──────── SUPPLIED DATA

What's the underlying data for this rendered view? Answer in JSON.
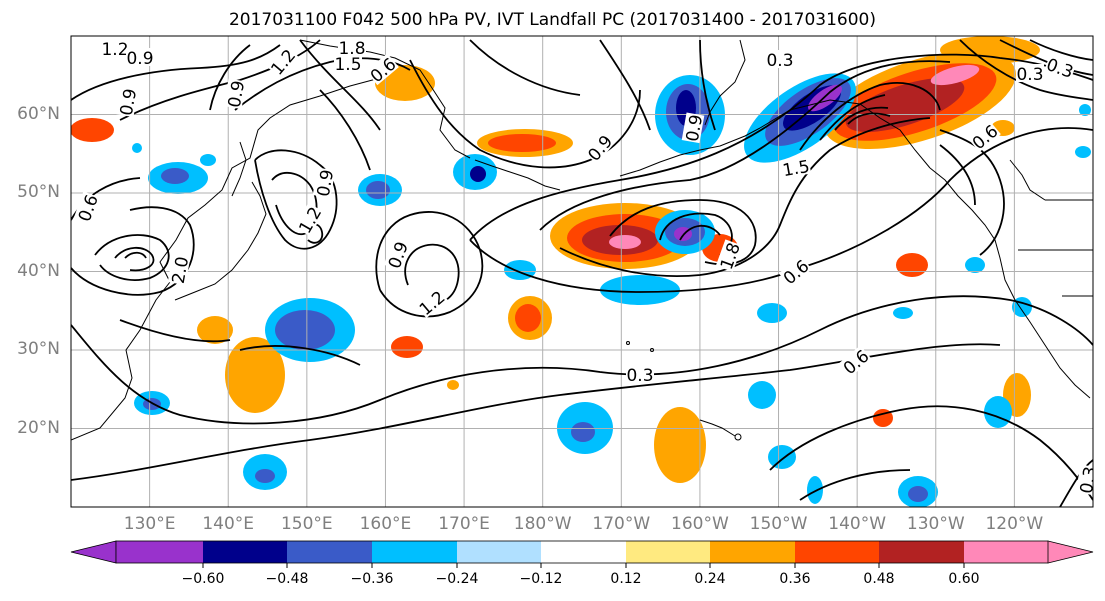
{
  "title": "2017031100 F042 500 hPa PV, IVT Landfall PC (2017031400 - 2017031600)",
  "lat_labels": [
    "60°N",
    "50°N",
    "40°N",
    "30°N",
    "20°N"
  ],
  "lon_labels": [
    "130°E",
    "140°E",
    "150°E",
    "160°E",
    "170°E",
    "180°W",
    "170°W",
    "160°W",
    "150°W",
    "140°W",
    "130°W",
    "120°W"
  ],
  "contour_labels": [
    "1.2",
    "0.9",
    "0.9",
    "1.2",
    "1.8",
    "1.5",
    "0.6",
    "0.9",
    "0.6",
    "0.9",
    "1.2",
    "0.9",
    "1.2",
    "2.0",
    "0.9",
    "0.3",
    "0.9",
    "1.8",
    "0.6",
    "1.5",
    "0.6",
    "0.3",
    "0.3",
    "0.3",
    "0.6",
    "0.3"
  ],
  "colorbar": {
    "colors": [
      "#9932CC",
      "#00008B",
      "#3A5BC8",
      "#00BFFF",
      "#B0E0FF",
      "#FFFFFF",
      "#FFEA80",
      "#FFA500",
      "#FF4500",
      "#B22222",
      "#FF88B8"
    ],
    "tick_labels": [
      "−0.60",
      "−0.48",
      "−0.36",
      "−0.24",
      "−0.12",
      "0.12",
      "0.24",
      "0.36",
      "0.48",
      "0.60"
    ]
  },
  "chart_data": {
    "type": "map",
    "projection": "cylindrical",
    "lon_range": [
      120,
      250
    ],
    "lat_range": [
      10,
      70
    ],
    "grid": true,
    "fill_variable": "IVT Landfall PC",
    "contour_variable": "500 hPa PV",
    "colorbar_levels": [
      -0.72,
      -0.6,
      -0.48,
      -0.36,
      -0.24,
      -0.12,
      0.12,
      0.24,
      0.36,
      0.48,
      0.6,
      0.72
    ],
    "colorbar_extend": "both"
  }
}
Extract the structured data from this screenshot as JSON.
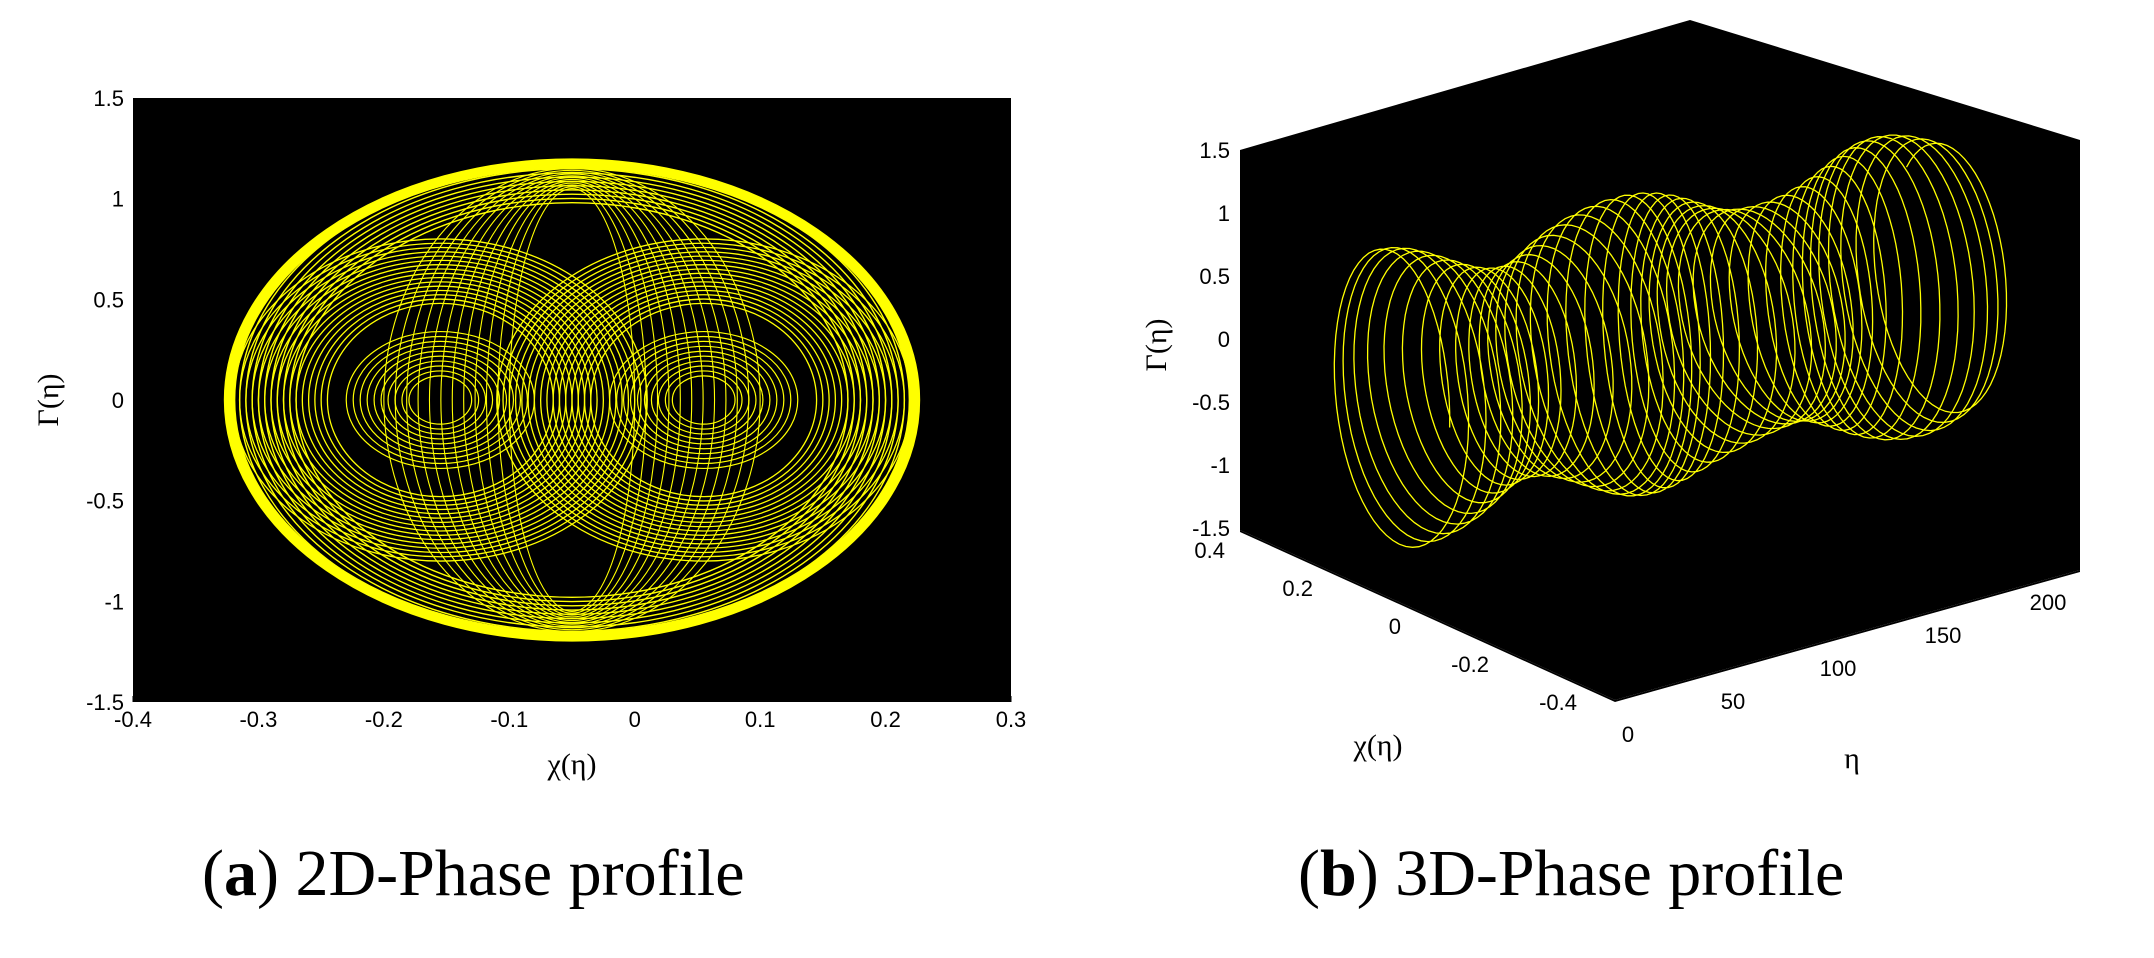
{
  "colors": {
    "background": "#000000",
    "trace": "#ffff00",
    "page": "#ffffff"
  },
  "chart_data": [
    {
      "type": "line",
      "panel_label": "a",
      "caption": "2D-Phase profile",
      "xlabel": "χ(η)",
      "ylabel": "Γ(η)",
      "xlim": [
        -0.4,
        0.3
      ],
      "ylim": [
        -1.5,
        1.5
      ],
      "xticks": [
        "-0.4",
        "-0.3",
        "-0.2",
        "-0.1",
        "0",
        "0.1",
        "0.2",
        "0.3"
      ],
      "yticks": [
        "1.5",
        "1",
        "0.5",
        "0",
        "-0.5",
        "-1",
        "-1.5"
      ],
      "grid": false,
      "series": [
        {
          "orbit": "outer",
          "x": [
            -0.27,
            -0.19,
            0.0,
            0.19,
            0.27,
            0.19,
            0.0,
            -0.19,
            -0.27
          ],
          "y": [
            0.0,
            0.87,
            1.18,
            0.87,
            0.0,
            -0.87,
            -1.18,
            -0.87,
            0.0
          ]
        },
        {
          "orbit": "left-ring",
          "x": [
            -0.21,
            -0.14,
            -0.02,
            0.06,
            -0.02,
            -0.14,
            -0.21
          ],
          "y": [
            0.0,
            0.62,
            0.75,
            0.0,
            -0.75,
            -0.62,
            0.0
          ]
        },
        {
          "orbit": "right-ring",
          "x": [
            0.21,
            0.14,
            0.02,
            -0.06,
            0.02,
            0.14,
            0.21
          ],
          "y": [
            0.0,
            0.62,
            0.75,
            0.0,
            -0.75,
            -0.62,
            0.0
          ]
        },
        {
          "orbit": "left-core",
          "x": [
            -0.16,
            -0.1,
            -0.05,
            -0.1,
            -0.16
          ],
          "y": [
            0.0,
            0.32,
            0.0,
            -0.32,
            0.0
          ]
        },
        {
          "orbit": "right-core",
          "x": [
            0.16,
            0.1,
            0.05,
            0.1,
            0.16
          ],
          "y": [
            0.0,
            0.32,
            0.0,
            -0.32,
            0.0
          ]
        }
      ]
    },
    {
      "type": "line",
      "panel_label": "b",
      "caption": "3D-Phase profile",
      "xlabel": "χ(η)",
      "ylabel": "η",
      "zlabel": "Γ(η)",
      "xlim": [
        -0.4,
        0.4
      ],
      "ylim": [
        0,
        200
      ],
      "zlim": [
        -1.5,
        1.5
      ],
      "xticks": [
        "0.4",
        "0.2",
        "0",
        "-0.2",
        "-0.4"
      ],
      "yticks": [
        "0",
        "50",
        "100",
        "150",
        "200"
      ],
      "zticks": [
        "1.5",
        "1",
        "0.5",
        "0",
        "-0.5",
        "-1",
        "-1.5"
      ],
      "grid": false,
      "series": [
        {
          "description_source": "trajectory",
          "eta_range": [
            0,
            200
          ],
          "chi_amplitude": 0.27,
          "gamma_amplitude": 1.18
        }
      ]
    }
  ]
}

────────────────

Transcribe all entries above exactly. Drop the pictures.

What's the underlying data for this rendered view? Answer in JSON.
{
  "title": "2017031100 F042 500 hPa PV, IVT Landfall PC (2017031400 - 2017031600)",
  "lat_labels": [
    "60°N",
    "50°N",
    "40°N",
    "30°N",
    "20°N"
  ],
  "lon_labels": [
    "130°E",
    "140°E",
    "150°E",
    "160°E",
    "170°E",
    "180°W",
    "170°W",
    "160°W",
    "150°W",
    "140°W",
    "130°W",
    "120°W"
  ],
  "contour_labels": [
    "1.2",
    "0.9",
    "0.9",
    "1.2",
    "1.8",
    "1.5",
    "0.6",
    "0.9",
    "0.6",
    "0.9",
    "1.2",
    "0.9",
    "1.2",
    "2.0",
    "0.9",
    "0.3",
    "0.9",
    "1.8",
    "0.6",
    "1.5",
    "0.6",
    "0.3",
    "0.3",
    "0.3",
    "0.6",
    "0.3"
  ],
  "colorbar": {
    "colors": [
      "#9932CC",
      "#00008B",
      "#3A5BC8",
      "#00BFFF",
      "#B0E0FF",
      "#FFFFFF",
      "#FFEA80",
      "#FFA500",
      "#FF4500",
      "#B22222",
      "#FF88B8"
    ],
    "tick_labels": [
      "−0.60",
      "−0.48",
      "−0.36",
      "−0.24",
      "−0.12",
      "0.12",
      "0.24",
      "0.36",
      "0.48",
      "0.60"
    ]
  },
  "chart_data": {
    "type": "map",
    "projection": "cylindrical",
    "lon_range": [
      120,
      250
    ],
    "lat_range": [
      10,
      70
    ],
    "grid": true,
    "fill_variable": "IVT Landfall PC",
    "contour_variable": "500 hPa PV",
    "colorbar_levels": [
      -0.72,
      -0.6,
      -0.48,
      -0.36,
      -0.24,
      -0.12,
      0.12,
      0.24,
      0.36,
      0.48,
      0.6,
      0.72
    ],
    "colorbar_extend": "both"
  }
}
Extract the structured data from this screenshot as JSON.
{
  "colors": {
    "background": "#000000",
    "trace": "#ffff00",
    "page": "#ffffff"
  },
  "chart_data": [
    {
      "type": "line",
      "panel_label": "a",
      "caption": "2D-Phase profile",
      "xlabel": "χ(η)",
      "ylabel": "Γ(η)",
      "xlim": [
        -0.4,
        0.3
      ],
      "ylim": [
        -1.5,
        1.5
      ],
      "xticks": [
        "-0.4",
        "-0.3",
        "-0.2",
        "-0.1",
        "0",
        "0.1",
        "0.2",
        "0.3"
      ],
      "yticks": [
        "1.5",
        "1",
        "0.5",
        "0",
        "-0.5",
        "-1",
        "-1.5"
      ],
      "grid": false,
      "series": [
        {
          "orbit": "outer",
          "x": [
            -0.27,
            -0.19,
            0.0,
            0.19,
            0.27,
            0.19,
            0.0,
            -0.19,
            -0.27
          ],
          "y": [
            0.0,
            0.87,
            1.18,
            0.87,
            0.0,
            -0.87,
            -1.18,
            -0.87,
            0.0
          ]
        },
        {
          "orbit": "left-ring",
          "x": [
            -0.21,
            -0.14,
            -0.02,
            0.06,
            -0.02,
            -0.14,
            -0.21
          ],
          "y": [
            0.0,
            0.62,
            0.75,
            0.0,
            -0.75,
            -0.62,
            0.0
          ]
        },
        {
          "orbit": "right-ring",
          "x": [
            0.21,
            0.14,
            0.02,
            -0.06,
            0.02,
            0.14,
            0.21
          ],
          "y": [
            0.0,
            0.62,
            0.75,
            0.0,
            -0.75,
            -0.62,
            0.0
          ]
        },
        {
          "orbit": "left-core",
          "x": [
            -0.16,
            -0.1,
            -0.05,
            -0.1,
            -0.16
          ],
          "y": [
            0.0,
            0.32,
            0.0,
            -0.32,
            0.0
          ]
        },
        {
          "orbit": "right-core",
          "x": [
            0.16,
            0.1,
            0.05,
            0.1,
            0.16
          ],
          "y": [
            0.0,
            0.32,
            0.0,
            -0.32,
            0.0
          ]
        }
      ]
    },
    {
      "type": "line",
      "panel_label": "b",
      "caption": "3D-Phase profile",
      "xlabel": "χ(η)",
      "ylabel": "η",
      "zlabel": "Γ(η)",
      "xlim": [
        -0.4,
        0.4
      ],
      "ylim": [
        0,
        200
      ],
      "zlim": [
        -1.5,
        1.5
      ],
      "xticks": [
        "0.4",
        "0.2",
        "0",
        "-0.2",
        "-0.4"
      ],
      "yticks": [
        "0",
        "50",
        "100",
        "150",
        "200"
      ],
      "zticks": [
        "1.5",
        "1",
        "0.5",
        "0",
        "-0.5",
        "-1",
        "-1.5"
      ],
      "grid": false,
      "series": [
        {
          "description_source": "trajectory",
          "eta_range": [
            0,
            200
          ],
          "chi_amplitude": 0.27,
          "gamma_amplitude": 1.18
        }
      ]
    }
  ]
}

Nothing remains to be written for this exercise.